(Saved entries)
----------------------------------------

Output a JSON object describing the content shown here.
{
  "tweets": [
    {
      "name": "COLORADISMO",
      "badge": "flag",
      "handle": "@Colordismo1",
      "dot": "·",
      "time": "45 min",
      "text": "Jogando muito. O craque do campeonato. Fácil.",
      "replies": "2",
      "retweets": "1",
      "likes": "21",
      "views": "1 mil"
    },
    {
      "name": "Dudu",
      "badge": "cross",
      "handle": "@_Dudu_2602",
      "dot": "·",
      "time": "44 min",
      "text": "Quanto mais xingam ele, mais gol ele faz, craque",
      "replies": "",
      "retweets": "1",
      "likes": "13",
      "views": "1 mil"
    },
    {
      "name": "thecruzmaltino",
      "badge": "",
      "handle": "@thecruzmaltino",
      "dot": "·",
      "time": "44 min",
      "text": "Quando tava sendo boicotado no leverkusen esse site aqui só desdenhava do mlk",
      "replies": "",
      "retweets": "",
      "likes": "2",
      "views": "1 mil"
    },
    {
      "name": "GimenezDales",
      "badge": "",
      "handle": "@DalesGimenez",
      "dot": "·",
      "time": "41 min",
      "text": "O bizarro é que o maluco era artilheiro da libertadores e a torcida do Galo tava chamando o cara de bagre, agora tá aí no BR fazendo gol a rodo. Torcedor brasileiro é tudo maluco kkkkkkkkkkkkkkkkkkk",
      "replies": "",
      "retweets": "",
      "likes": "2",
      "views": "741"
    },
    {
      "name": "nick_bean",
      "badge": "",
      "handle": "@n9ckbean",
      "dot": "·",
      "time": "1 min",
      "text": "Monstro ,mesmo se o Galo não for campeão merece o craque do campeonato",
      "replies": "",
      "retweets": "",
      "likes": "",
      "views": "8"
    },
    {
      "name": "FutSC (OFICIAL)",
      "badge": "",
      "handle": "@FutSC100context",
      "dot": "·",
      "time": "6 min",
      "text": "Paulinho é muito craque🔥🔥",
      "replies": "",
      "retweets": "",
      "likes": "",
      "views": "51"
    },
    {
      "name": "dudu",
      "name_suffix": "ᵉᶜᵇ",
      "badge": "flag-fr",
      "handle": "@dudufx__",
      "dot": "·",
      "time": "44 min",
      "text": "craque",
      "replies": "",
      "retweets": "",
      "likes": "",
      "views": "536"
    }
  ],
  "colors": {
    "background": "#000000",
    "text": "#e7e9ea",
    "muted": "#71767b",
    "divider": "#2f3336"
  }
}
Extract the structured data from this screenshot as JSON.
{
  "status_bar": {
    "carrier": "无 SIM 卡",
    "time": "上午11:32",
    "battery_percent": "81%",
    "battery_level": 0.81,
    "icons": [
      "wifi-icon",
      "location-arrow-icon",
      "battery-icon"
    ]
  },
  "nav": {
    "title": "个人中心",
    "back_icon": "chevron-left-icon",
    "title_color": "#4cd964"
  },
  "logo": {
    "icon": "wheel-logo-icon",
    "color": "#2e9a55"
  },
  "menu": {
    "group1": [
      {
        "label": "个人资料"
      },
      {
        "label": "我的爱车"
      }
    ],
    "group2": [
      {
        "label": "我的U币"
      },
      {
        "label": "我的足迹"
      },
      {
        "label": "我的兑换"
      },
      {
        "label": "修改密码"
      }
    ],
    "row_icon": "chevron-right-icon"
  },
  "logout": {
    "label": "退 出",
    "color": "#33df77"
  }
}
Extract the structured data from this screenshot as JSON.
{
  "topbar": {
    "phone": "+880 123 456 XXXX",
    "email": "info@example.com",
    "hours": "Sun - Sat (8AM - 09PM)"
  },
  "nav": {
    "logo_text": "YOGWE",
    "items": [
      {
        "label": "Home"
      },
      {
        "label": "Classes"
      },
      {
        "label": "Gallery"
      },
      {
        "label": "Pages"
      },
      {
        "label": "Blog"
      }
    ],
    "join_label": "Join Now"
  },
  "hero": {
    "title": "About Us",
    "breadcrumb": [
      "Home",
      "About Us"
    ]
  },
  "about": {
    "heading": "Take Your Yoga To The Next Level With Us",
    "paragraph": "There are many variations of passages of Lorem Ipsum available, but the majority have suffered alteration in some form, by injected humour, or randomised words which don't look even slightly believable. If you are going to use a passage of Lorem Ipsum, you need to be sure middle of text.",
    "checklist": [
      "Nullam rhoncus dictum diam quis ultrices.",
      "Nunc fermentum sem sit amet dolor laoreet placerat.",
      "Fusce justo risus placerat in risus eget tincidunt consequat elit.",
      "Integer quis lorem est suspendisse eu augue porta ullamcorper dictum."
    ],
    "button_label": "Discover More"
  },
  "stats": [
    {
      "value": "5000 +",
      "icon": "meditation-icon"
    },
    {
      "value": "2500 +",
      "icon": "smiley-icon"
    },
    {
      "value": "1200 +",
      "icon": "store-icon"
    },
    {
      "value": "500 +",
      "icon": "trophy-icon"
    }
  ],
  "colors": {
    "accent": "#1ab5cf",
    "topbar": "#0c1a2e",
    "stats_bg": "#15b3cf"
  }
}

----------------------------------------

◆ Exercise goal
Show the lines where the word "muito" appears in the entries.

◆ Answer to this task
      "text": "Jogando muito. O craque do campeonato. Fácil.",
      "text": "Paulinho é muito craque🔥🔥",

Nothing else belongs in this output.